Exercise details ::
Report how many lines in the records below contain the word "ឯកឧត". Give only the number.

Stored entries:
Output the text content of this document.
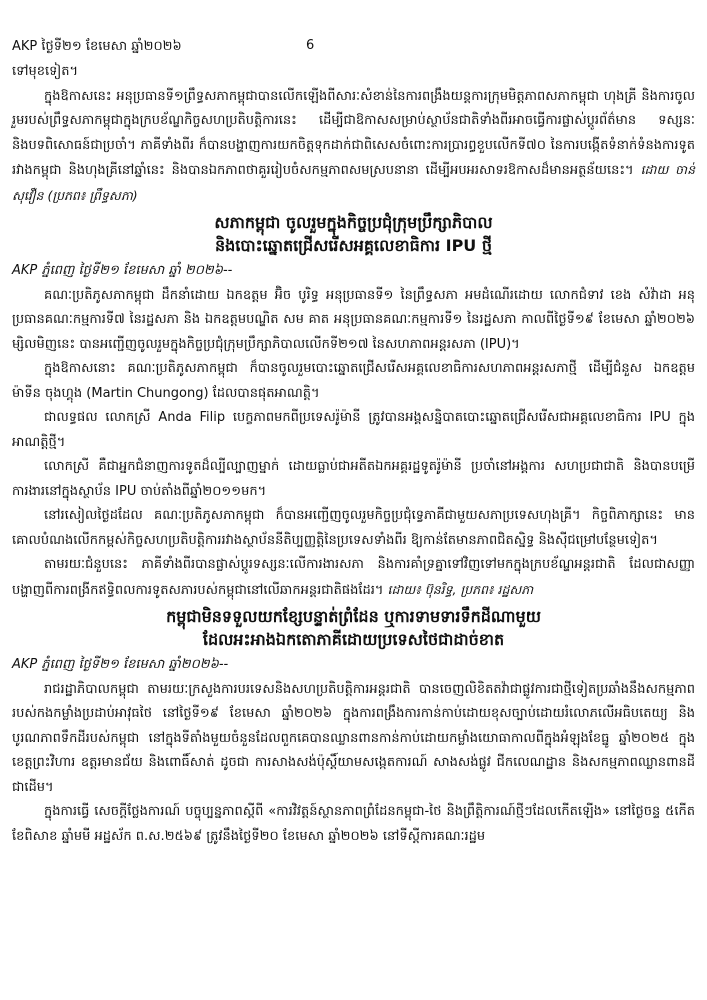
AKP ថ្ងៃទី២១ ខែមេសា ឆ្នាំ២០២៦	6

ទៅមុខទៀត។

ក្នុងឱកាសនេះ អនុប្រធានទី១ព្រឹទ្ធសភាកម្ពុជាបានលើកឡើងពីសារៈសំខាន់នៃការពង្រឹងយន្តការក្រុមមិត្តភាពសភាកម្ពុជា ហុងគ្រី និងការចូលរួមរបស់ព្រឹទ្ធសភាកម្ពុជាក្នុងក្របខ័ណ្ឌកិច្ចសហប្រតិបត្តិការនេះ ដើម្បីជាឱកាសសម្រាប់ស្ថាប័នជាតិទាំងពីរអាចធ្វើការផ្លាស់ប្តូរព័ត៌មាន ទស្សនៈ និងបទពិសោធន៍ជាប្រចាំ។ ភាគីទាំងពីរ ក៏បានបង្ហាញការយកចិត្តទុកដាក់ជាពិសេសចំពោះការប្រារព្ធខួបលើកទី៧០ នៃការបង្កើតទំនាក់ទំនងការទូតរវាងកម្ពុជា និងហុងគ្រីនៅឆ្នាំនេះ និងបានឯកភាពថាគួររៀបចំសកម្មភាពសមស្របនានា ដើម្បីអបអរសាទរឱកាសដ៏មានអត្ថន័យនេះ។ ដោយ ចាន់ សុវឿន (ប្រភព៖ ព្រឹទ្ធសភា)

សភាកម្ពុជា ចូលរួមក្នុងកិច្ចប្រជុំក្រុមប្រឹក្សាភិបាល
និងបោះឆ្នោតជ្រើសរើសអគ្គលេខាធិការ IPU ថ្មី

AKP ភ្នំពេញ ថ្ងៃទី២១ ខែមេសា ឆ្នាំ ២០២៦--

គណៈប្រតិភូសភាកម្ពុជា ដឹកនាំដោយ ឯកឧត្តម អ៊ិច បូរិទ្ធ អនុប្រធានទី១ នៃព្រឹទ្ធសភា អមដំណើរដោយ លោកជំទាវ ខេង សំវ៉ាដា អនុប្រធានគណៈកម្មការទី៧ នៃរដ្ឋសភា និង ឯកឧត្តមបណ្ឌិត សម គាត អនុប្រធានគណៈកម្មការទី១ នៃរដ្ឋសភា កាលពីថ្ងៃទី១៩ ខែមេសា ឆ្នាំ២០២៦ ម្សិលមិញនេះ បានអញ្ជើញចូលរួមក្នុងកិច្ចប្រជុំក្រុមប្រឹក្សាភិបាលលើកទី២១៧ នៃសហភាពអន្តរសភា (IPU)។

ក្នុងឱកាសនោះ គណៈប្រតិភូសភាកម្ពុជា ក៏បានចូលរួមបោះឆ្នោតជ្រើសរើសអគ្គលេខាធិការសហភាពអន្តរសភាថ្មី ដើម្បីជំនួស ឯកឧត្តម ម៉ាទីន ចុងហ្គុង (Martin Chungong) ដែលបានផុតអាណត្តិ។

ជាលទ្ធផល លោកស្រី Anda Filip បេក្ខភាពមកពីប្រទេសរ៉ូម៉ានី ត្រូវបានអង្គសន្និបាតបោះឆ្នោតជ្រើសរើសជាអគ្គលេខាធិការ IPU ក្នុងអាណត្តិថ្មី។

លោកស្រី គឺជាអ្នកជំនាញការទូតដ៏ល្បីល្បាញម្នាក់ ដោយធ្លាប់ជាអតីតឯកអគ្គរដ្ឋទូតរ៉ូម៉ានី ប្រចាំនៅអង្គការ សហប្រជាជាតិ និងបានបម្រើការងារនៅក្នុងស្ថាប័ន IPU ចាប់តាំងពីឆ្នាំ២០១១មក។

នៅរសៀលថ្ងៃដដែល គណៈប្រតិភូសភាកម្ពុជា ក៏បានអញ្ជើញចូលរួមកិច្ចប្រជុំទ្វេភាគីជាមួយសភាប្រទេសហុងគ្រី។ កិច្ចពិភាក្សានេះ មានគោលបំណងលើកកម្ពស់កិច្ចសហប្រតិបត្តិការរវាងស្ថាប័ននីតិប្បញ្ញត្តិនៃប្រទេសទាំងពីរ ឱ្យកាន់តែមានភាពជិតស្និទ្ធ និងស៊ីជម្រៅបន្ថែមទៀត។

តាមរយៈជំនួបនេះ ភាគីទាំងពីរបានផ្លាស់ប្តូរទស្សនៈលើការងារសភា និងការគាំទ្រគ្នាទៅវិញទៅមកក្នុងក្របខ័ណ្ឌអន្តរជាតិ ដែលជាសញ្ញាបង្ហាញពីការពង្រីកឥទ្ធិពលការទូតសភារបស់កម្ពុជានៅលើឆាកអន្តរជាតិផងដែរ។ ដោយ៖ ប៊ុនរិទ្ធ, ប្រភព៖ រដ្ឋសភា

កម្ពុជាមិនទទួលយកខ្សែបន្ទាត់ព្រំដែន ឬការទាមទារទឹកដីណាមួយ
ដែលអះអាងឯកតោភាគីដោយប្រទេសថៃជាដាច់ខាត

AKP ភ្នំពេញ ថ្ងៃទី២១ ខែមេសា ឆ្នាំ២០២៦--

រាជរដ្ឋាភិបាលកម្ពុជា តាមរយៈក្រសួងការបរទេសនិងសហប្រតិបត្តិការអន្តរជាតិ បានចេញលិខិតតវ៉ាជាផ្លូវការជាថ្មីទៀតប្រឆាំងនឹងសកម្មភាពរបស់កងកម្លាំងប្រដាប់អាវុធថៃ នៅថ្ងៃទី១៩ ខែមេសា ឆ្នាំ២០២៦ ក្នុងការពង្រឹងការកាន់កាប់ដោយខុសច្បាប់ដោយរំលោភលើអធិបតេយ្យ និងបូរណភាពទឹកដីរបស់កម្ពុជា នៅក្នុងទីតាំងមួយចំនួនដែលពួកគេបានឈ្លានពានកាន់កាប់ដោយកម្លាំងយោធាកាលពីក្នុងអំឡុងខែធ្នូ ឆ្នាំ២០២៥ ក្នុងខេត្តព្រះវិហារ ឧត្តរមានជ័យ និងពោធិ៍សាត់ ដូចជា ការសាងសង់ប៉ុស្តិ៍យាមសង្កេតការណ៍ សាងសង់ផ្លូវ ជីកលេណដ្ឋាន និងសកម្មភាពឈ្លានពានដីជាដើម។

ក្នុងការធ្វើ សេចក្តីថ្លែងការណ៍ បច្ចុប្បន្នភាពស្តីពី «ការវិវត្តន៍ស្ថានភាពព្រំដែនកម្ពុជា-ថៃ និងព្រឹត្តិការណ៍ថ្មីៗដែលកើតឡើង» នៅថ្ងៃចន្ទ ៥កើត ខែពិសាខ ឆ្នាំមមី អដ្ឋស័ក ព.ស.២៥៦៩ ត្រូវនឹងថ្ងៃទី២០ ខែមេសា ឆ្នាំ២០២៦ នៅទីស្តីការគណៈរដ្ឋម
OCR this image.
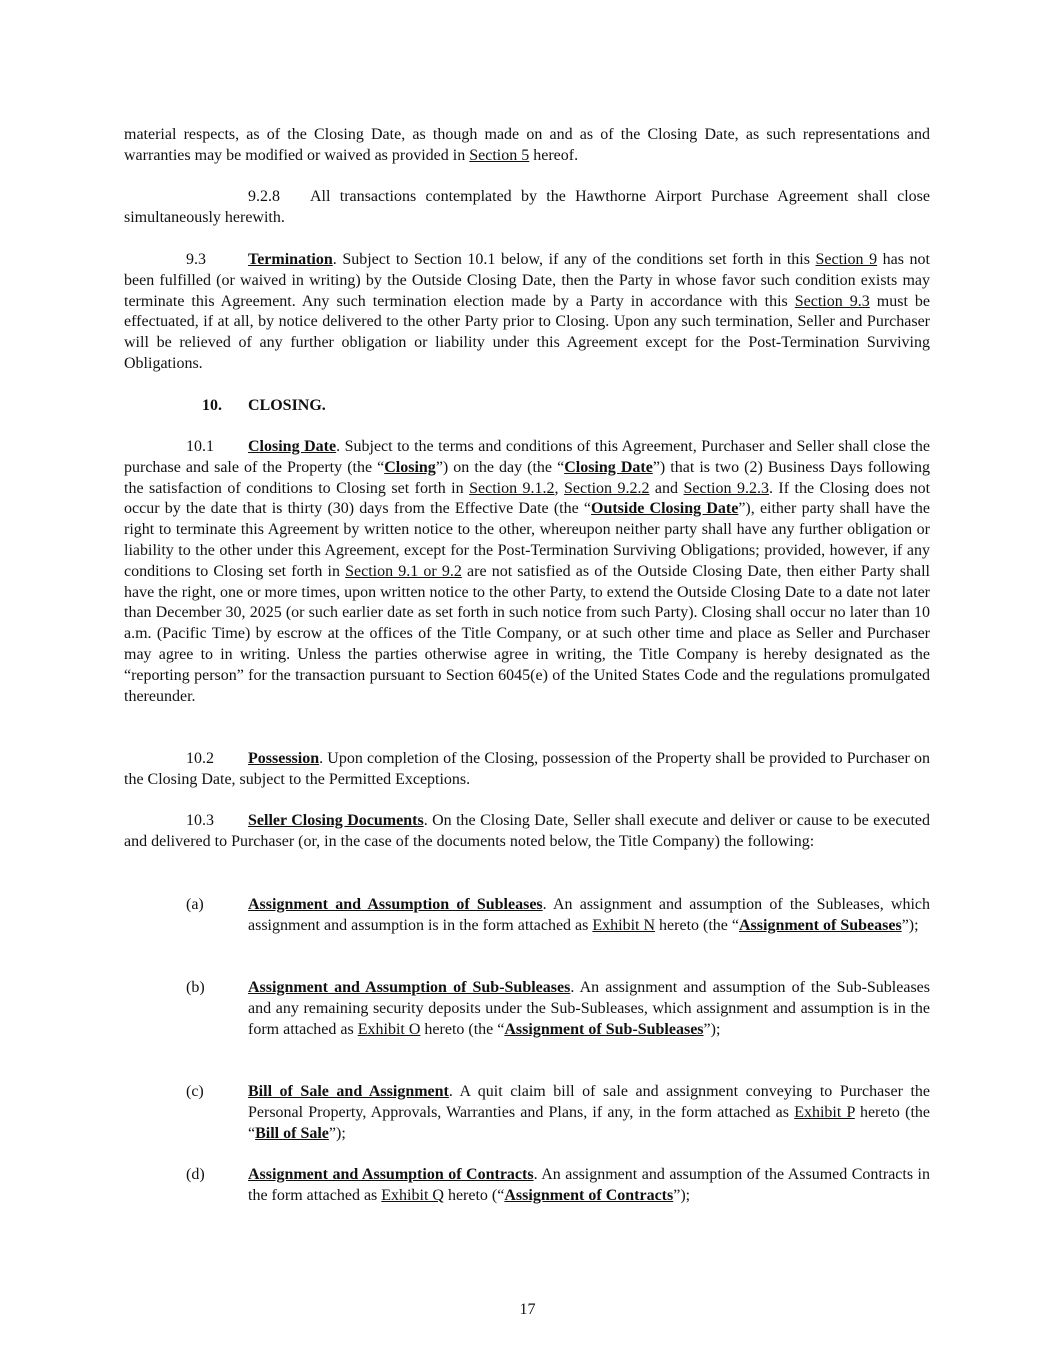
material respects, as of the Closing Date, as though made on and as of the Closing Date, as such representations and warranties may be modified or waived as provided in Section 5 hereof.

9.2.8 All transactions contemplated by the Hawthorne Airport Purchase Agreement shall close simultaneously herewith.

9.3	Termination. Subject to Section 10.1 below, if any of the conditions set forth in this Section 9 has not been fulfilled (or waived in writing) by the Outside Closing Date, then the Party in whose favor such condition exists may terminate this Agreement. Any such termination election made by a Party in accordance with this Section 9.3 must be effectuated, if at all, by notice delivered to the other Party prior to Closing. Upon any such termination, Seller and Purchaser will be relieved of any further obligation or liability under this Agreement except for the Post-Termination Surviving Obligations.

10. CLOSING.

10.1 Closing Date. Subject to the terms and conditions of this Agreement, Purchaser and Seller shall close the purchase and sale of the Property (the “Closing”) on the day (the “Closing Date”) that is two (2) Business Days following the satisfaction of conditions to Closing set forth in Section 9.1.2, Section 9.2.2 and Section 9.2.3. If the Closing does not occur by the date that is thirty (30) days from the Effective Date (the “Outside Closing Date”), either party shall have the right to terminate this Agreement by written notice to the other, whereupon neither party shall have any further obligation or liability to the other under this Agreement, except for the Post-Termination Surviving Obligations; provided, however, if any conditions to Closing set forth in Section 9.1 or 9.2 are not satisfied as of the Outside Closing Date, then either Party shall have the right, one or more times, upon written notice to the other Party, to extend the Outside Closing Date to a date not later than December 30, 2025 (or such earlier date as set forth in such notice from such Party). Closing shall occur no later than 10 a.m. (Pacific Time) by escrow at the offices of the Title Company, or at such other time and place as Seller and Purchaser may agree to in writing. Unless the parties otherwise agree in writing, the Title Company is hereby designated as the “reporting person” for the transaction pursuant to Section 6045(e) of the United States Code and the regulations promulgated thereunder.

10.2 Possession. Upon completion of the Closing, possession of the Property shall be provided to Purchaser on the Closing Date, subject to the Permitted Exceptions.

10.3 Seller Closing Documents. On the Closing Date, Seller shall execute and deliver or cause to be executed and delivered to Purchaser (or, in the case of the documents noted below, the Title Company) the following:

(a)	Assignment and Assumption of Subleases. An assignment and assumption of the Subleases, which assignment and assumption is in the form attached as Exhibit N hereto (the “Assignment of Subeases”);
(b)	Assignment and Assumption of Sub-Subleases. An assignment and assumption of the Sub-Subleases and any remaining security deposits under the Sub-Subleases, which assignment and assumption is in the form attached as Exhibit O hereto (the “Assignment of Sub-Subleases”);
(c)	Bill of Sale and Assignment. A quit claim bill of sale and assignment conveying to Purchaser the Personal Property, Approvals, Warranties and Plans, if any, in the form attached as Exhibit P hereto (the “Bill of Sale”);
(d)	Assignment and Assumption of Contracts. An assignment and assumption of the Assumed Contracts in the form attached as Exhibit Q hereto (“Assignment of Contracts”);
17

Full output ::
2